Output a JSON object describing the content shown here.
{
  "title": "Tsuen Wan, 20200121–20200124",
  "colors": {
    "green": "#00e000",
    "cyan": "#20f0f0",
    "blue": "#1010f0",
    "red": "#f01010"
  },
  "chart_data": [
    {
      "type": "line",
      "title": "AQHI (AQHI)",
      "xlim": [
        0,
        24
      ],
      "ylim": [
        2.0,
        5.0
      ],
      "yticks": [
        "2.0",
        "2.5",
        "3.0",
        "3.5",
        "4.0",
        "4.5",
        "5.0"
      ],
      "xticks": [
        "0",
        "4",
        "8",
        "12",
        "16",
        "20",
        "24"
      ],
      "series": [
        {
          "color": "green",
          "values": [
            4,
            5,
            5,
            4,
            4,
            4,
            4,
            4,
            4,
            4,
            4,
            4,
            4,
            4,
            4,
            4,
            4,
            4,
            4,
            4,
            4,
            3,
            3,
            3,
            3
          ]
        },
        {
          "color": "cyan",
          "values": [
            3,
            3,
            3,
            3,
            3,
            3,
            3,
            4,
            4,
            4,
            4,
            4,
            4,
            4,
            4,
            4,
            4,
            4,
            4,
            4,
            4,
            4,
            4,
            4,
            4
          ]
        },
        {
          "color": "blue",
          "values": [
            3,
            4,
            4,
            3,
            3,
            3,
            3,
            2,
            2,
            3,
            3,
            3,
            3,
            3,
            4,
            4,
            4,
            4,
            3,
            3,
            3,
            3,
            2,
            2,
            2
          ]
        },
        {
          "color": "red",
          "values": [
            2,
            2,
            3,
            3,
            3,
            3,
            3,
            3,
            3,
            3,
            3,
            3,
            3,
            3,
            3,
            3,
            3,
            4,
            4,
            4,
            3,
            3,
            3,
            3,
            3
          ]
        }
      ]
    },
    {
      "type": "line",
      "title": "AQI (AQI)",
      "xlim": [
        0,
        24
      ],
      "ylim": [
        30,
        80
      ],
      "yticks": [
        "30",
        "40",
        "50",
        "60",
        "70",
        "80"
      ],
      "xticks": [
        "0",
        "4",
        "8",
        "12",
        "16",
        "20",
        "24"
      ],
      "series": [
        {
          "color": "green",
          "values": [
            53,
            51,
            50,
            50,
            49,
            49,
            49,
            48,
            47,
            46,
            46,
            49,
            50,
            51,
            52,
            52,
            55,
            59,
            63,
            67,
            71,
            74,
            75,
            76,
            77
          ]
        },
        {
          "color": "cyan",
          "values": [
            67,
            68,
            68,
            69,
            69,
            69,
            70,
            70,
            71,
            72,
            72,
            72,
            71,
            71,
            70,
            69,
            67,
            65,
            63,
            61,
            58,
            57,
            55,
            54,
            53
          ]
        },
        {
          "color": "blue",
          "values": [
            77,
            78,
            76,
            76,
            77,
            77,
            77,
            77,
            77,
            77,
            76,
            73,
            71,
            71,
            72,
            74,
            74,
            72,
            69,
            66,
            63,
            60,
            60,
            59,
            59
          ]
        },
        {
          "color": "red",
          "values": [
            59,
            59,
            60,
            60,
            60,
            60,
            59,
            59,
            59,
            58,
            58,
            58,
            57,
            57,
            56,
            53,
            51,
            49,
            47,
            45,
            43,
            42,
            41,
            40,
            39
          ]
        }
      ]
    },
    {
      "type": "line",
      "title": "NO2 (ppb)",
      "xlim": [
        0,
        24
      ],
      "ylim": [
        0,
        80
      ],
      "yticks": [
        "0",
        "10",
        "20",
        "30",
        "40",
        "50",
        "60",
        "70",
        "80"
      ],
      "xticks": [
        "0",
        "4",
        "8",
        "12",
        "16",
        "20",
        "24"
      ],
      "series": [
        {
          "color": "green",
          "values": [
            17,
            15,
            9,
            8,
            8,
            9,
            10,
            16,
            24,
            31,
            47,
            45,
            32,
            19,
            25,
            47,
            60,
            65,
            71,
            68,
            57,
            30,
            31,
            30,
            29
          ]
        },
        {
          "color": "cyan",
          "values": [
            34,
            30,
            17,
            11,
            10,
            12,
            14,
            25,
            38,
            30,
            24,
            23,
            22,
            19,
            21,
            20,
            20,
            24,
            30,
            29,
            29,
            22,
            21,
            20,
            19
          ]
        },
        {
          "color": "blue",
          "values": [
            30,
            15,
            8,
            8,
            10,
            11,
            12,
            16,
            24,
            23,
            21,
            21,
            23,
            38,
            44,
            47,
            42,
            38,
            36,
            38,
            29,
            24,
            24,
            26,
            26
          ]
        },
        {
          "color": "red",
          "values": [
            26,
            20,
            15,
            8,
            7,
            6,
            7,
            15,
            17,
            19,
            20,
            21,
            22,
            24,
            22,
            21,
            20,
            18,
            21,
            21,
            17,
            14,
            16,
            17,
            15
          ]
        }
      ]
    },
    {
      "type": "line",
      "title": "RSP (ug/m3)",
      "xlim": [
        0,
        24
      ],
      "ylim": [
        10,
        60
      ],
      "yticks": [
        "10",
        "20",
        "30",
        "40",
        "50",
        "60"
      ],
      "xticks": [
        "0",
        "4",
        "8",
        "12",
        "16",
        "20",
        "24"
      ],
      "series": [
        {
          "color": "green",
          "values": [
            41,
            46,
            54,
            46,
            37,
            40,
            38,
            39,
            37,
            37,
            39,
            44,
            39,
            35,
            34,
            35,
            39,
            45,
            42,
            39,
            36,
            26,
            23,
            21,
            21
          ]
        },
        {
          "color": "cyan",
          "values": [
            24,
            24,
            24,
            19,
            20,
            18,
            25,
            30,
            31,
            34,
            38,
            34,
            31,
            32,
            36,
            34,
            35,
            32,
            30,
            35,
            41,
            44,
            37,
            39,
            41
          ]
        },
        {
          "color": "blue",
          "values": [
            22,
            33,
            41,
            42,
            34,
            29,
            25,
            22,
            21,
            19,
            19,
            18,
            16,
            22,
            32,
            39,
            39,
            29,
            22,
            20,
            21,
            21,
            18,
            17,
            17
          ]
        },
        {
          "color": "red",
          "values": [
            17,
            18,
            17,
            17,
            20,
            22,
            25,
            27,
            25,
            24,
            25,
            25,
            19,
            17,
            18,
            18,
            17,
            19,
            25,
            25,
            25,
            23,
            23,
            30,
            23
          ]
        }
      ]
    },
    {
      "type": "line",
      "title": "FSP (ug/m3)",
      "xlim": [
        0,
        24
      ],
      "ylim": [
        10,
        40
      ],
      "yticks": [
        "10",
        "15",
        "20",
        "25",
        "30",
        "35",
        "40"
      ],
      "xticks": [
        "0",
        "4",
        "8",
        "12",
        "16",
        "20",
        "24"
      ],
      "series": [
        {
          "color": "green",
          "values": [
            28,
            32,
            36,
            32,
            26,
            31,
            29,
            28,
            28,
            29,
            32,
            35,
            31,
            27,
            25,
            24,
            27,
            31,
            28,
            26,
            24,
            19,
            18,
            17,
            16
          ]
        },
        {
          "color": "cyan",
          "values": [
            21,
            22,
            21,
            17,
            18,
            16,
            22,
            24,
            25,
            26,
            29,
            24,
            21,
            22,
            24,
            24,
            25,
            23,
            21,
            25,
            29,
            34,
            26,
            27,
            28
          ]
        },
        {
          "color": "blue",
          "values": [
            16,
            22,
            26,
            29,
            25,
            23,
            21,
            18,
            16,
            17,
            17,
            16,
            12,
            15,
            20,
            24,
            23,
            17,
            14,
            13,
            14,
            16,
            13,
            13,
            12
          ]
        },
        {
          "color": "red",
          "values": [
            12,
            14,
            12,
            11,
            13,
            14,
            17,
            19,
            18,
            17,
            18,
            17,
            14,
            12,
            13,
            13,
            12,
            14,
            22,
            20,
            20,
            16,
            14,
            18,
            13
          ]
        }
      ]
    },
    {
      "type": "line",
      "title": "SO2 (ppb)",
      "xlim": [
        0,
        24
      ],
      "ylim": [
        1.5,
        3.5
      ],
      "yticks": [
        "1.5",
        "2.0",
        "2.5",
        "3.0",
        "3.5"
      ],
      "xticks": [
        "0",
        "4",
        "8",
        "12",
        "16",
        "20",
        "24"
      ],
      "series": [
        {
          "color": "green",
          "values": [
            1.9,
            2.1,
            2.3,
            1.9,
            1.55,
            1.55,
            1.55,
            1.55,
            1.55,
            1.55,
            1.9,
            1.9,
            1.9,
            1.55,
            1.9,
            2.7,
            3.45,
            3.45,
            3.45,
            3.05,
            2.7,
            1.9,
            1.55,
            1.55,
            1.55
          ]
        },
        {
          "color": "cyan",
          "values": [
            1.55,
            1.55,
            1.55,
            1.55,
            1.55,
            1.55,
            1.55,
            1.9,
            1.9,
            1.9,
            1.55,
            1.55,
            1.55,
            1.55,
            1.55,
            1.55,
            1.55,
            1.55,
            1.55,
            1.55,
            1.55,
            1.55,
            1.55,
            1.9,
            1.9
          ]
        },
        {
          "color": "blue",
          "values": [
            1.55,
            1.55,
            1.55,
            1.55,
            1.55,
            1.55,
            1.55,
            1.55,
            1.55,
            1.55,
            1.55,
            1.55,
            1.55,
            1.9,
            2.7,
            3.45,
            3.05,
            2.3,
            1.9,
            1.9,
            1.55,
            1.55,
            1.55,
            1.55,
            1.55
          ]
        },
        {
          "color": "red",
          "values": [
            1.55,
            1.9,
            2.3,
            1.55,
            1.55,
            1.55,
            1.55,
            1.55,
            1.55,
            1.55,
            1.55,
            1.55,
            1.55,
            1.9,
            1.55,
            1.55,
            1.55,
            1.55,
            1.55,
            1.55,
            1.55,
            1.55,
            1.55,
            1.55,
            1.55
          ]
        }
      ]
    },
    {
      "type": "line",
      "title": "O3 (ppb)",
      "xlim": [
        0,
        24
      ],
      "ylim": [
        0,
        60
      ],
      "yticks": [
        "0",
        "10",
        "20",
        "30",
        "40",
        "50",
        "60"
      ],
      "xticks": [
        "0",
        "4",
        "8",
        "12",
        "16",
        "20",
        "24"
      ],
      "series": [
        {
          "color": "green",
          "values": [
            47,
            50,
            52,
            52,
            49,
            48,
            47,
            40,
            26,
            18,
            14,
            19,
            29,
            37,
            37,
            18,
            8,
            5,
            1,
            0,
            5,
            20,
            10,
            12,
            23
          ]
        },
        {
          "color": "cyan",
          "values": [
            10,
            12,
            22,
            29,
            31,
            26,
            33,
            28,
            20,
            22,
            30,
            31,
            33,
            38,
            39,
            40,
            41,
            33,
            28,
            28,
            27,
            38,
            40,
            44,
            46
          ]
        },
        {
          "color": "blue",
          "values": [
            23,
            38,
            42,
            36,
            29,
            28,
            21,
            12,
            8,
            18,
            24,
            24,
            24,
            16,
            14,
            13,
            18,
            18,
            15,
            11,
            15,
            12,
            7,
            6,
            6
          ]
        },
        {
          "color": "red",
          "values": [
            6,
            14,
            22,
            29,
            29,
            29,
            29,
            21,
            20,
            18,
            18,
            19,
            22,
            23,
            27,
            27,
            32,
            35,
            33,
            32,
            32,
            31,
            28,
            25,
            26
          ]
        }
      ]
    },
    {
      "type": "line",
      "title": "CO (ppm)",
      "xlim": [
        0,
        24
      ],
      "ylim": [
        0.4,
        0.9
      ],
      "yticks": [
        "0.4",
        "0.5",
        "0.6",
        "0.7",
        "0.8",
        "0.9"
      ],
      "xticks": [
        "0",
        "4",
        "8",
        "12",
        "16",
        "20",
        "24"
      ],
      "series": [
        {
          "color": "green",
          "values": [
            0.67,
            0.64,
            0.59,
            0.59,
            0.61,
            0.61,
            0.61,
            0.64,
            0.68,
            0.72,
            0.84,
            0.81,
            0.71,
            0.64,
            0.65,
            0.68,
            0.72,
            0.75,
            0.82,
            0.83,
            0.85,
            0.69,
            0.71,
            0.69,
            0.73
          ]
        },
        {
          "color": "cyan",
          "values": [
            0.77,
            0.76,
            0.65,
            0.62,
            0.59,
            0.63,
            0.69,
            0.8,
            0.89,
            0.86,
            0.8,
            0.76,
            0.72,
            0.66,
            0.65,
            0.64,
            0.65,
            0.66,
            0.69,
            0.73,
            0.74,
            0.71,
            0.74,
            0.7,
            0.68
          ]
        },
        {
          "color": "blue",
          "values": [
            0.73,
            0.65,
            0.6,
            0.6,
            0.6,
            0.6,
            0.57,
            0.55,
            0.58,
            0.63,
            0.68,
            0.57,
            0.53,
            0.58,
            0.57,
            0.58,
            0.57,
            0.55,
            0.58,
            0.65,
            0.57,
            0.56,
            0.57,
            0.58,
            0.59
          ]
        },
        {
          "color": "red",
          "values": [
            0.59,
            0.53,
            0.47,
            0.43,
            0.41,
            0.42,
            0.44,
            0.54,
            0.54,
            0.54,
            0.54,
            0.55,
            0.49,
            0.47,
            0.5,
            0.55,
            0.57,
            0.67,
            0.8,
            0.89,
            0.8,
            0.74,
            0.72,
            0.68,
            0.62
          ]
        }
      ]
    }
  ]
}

____

--- Your task ---
Determine how many lines of the listing hold the word "title" and reply with that figure alone.

--- Answer to the exercise ---
9